What follows is a block of records; restate each one word for word.

> **TASK INPUT**:
○ ○ ○
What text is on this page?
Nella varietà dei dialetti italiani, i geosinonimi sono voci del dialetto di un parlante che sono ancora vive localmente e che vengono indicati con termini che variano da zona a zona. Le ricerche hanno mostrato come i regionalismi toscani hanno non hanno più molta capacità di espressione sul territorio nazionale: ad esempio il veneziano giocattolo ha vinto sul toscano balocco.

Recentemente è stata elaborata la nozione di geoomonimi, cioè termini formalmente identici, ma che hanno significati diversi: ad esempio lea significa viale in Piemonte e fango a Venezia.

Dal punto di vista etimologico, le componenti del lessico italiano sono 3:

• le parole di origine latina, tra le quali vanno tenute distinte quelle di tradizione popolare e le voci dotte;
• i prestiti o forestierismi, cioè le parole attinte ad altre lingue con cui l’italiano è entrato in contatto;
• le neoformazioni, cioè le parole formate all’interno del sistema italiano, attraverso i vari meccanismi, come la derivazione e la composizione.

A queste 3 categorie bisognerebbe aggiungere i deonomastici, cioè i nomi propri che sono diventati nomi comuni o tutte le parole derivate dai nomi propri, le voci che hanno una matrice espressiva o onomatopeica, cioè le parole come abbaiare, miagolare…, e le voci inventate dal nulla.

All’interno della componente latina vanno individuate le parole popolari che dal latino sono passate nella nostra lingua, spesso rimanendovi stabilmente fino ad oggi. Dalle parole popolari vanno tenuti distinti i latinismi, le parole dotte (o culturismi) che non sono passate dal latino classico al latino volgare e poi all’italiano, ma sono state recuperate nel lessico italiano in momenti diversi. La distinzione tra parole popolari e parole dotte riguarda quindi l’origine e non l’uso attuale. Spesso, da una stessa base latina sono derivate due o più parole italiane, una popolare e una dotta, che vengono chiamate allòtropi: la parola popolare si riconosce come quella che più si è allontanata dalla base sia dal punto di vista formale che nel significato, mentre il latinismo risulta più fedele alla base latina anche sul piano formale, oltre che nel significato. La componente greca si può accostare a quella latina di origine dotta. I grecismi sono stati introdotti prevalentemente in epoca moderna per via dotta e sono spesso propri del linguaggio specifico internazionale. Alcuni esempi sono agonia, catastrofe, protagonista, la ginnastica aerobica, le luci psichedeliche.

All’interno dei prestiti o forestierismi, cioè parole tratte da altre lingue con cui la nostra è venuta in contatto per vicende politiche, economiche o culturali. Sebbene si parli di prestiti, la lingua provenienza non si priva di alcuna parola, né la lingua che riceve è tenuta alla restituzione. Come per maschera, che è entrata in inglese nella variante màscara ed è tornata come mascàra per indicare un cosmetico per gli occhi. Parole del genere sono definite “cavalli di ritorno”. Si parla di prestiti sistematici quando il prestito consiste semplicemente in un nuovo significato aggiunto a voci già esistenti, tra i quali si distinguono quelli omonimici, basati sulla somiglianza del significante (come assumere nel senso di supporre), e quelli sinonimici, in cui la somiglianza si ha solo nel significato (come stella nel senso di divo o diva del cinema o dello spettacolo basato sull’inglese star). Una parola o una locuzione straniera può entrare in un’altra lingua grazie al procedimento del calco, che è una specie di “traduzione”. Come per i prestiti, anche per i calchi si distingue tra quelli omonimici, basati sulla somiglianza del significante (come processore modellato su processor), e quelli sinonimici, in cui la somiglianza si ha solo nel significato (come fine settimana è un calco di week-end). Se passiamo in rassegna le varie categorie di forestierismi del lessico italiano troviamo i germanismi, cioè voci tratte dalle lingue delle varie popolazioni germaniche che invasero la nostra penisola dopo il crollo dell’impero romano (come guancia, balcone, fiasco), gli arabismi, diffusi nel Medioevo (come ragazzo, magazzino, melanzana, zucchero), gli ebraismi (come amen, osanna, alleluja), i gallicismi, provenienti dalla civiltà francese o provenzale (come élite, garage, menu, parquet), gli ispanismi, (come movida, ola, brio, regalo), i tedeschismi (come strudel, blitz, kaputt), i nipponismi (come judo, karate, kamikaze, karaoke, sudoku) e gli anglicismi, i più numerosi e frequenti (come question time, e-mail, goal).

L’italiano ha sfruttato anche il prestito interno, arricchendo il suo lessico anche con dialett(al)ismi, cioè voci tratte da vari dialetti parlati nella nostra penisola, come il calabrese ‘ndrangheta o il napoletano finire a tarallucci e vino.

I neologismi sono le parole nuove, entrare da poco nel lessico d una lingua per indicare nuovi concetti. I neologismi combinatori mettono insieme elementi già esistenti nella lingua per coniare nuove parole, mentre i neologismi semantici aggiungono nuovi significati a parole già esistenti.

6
○ ○ ○
> **SOLUTION TO THIS PROBLEM**:
What text is on this page?
Nella varietà dei dialetti italiani, i geosinonimi sono voci del dialetto di un parlante che sono ancora vive localmente e che vengono indicati con termini che variano da zona a zona. Le ricerche hanno mostrato come i regionalismi toscani hanno non hanno più molta capacità di espressione sul territorio nazionale: ad esempio il veneziano giocattolo ha vinto sul toscano balocco.

Recentemente è stata elaborata la nozione di geoomonimi, cioè termini formalmente identici, ma che hanno significati diversi: ad esempio lea significa viale in Piemonte e fango a Venezia.

Dal punto di vista etimologico, le componenti del lessico italiano sono 3:

• le parole di origine latina, tra le quali vanno tenute distinte quelle di tradizione popolare e le voci dotte;
• i prestiti o forestierismi, cioè le parole attinte ad altre lingue con cui l’italiano è entrato in contatto;
• le neoformazioni, cioè le parole formate all’interno del sistema italiano, attraverso i vari meccanismi, come la derivazione e la composizione.

A queste 3 categorie bisognerebbe aggiungere i deonomastici, cioè i nomi propri che sono diventati nomi comuni o tutte le parole derivate dai nomi propri, le voci che hanno una matrice espressiva o onomatopeica, cioè le parole come abbaiare, miagolare…, e le voci inventate dal nulla.

All’interno della componente latina vanno individuate le parole popolari che dal latino sono passate nella nostra lingua, spesso rimanendovi stabilmente fino ad oggi. Dalle parole popolari vanno tenuti distinti i latinismi, le parole dotte (o culturismi) che non sono passate dal latino classico al latino volgare e poi all’italiano, ma sono state recuperate nel lessico italiano in momenti diversi. La distinzione tra parole popolari e parole dotte riguarda quindi l’origine e non l’uso attuale. Spesso, da una stessa base latina sono derivate due o più parole italiane, una popolare e una dotta, che vengono chiamate allòtropi: la parola popolare si riconosce come quella che più si è allontanata dalla base sia dal punto di vista formale che nel significato, mentre il latinismo risulta più fedele alla base latina anche sul piano formale, oltre che nel significato. La componente greca si può accostare a quella latina di origine dotta. I grecismi sono stati introdotti prevalentemente in epoca moderna per via dotta e sono spesso propri del linguaggio specifico internazionale. Alcuni esempi sono agonia, catastrofe, protagonista, la ginnastica aerobica, le luci psichedeliche.

All’interno dei prestiti o forestierismi, cioè parole tratte da altre lingue con cui la nostra è venuta in contatto per vicende politiche, economiche o culturali. Sebbene si parli di prestiti, la lingua provenienza non si priva di alcuna parola, né la lingua che riceve è tenuta alla restituzione. Come per maschera, che è entrata in inglese nella variante màscara ed è tornata come mascàra per indicare un cosmetico per gli occhi. Parole del genere sono definite “cavalli di ritorno”. Si parla di prestiti sistematici quando il prestito consiste semplicemente in un nuovo significato aggiunto a voci già esistenti, tra i quali si distinguono quelli omonimici, basati sulla somiglianza del significante (come assumere nel senso di supporre), e quelli sinonimici, in cui la somiglianza si ha solo nel significato (come stella nel senso di divo o diva del cinema o dello spettacolo basato sull’inglese star). Una parola o una locuzione straniera può entrare in un’altra lingua grazie al procedimento del calco, che è una specie di “traduzione”. Come per i prestiti, anche per i calchi si distingue tra quelli omonimici, basati sulla somiglianza del significante (come processore modellato su processor), e quelli sinonimici, in cui la somiglianza si ha solo nel significato (come fine settimana è un calco di week-end). Se passiamo in rassegna le varie categorie di forestierismi del lessico italiano troviamo i germanismi, cioè voci tratte dalle lingue delle varie popolazioni germaniche che invasero la nostra penisola dopo il crollo dell’impero romano (come guancia, balcone, fiasco), gli arabismi, diffusi nel Medioevo (come ragazzo, magazzino, melanzana, zucchero), gli ebraismi (come amen, osanna, alleluja), i gallicismi, provenienti dalla civiltà francese o provenzale (come élite, garage, menu, parquet), gli ispanismi, (come movida, ola, brio, regalo), i tedeschismi (come strudel, blitz, kaputt), i nipponismi (come judo, karate, kamikaze, karaoke, sudoku) e gli anglicismi, i più numerosi e frequenti (come question time, e-mail, goal).

L’italiano ha sfruttato anche il prestito interno, arricchendo il suo lessico anche con dialett(al)ismi, cioè voci tratte da vari dialetti parlati nella nostra penisola, come il calabrese ‘ndrangheta o il napoletano finire a tarallucci e vino.

I neologismi sono le parole nuove, entrare da poco nel lessico d una lingua per indicare nuovi concetti. I neologismi combinatori mettono insieme elementi già esistenti nella lingua per coniare nuove parole, mentre i neologismi semantici aggiungono nuovi significati a parole già esistenti.

6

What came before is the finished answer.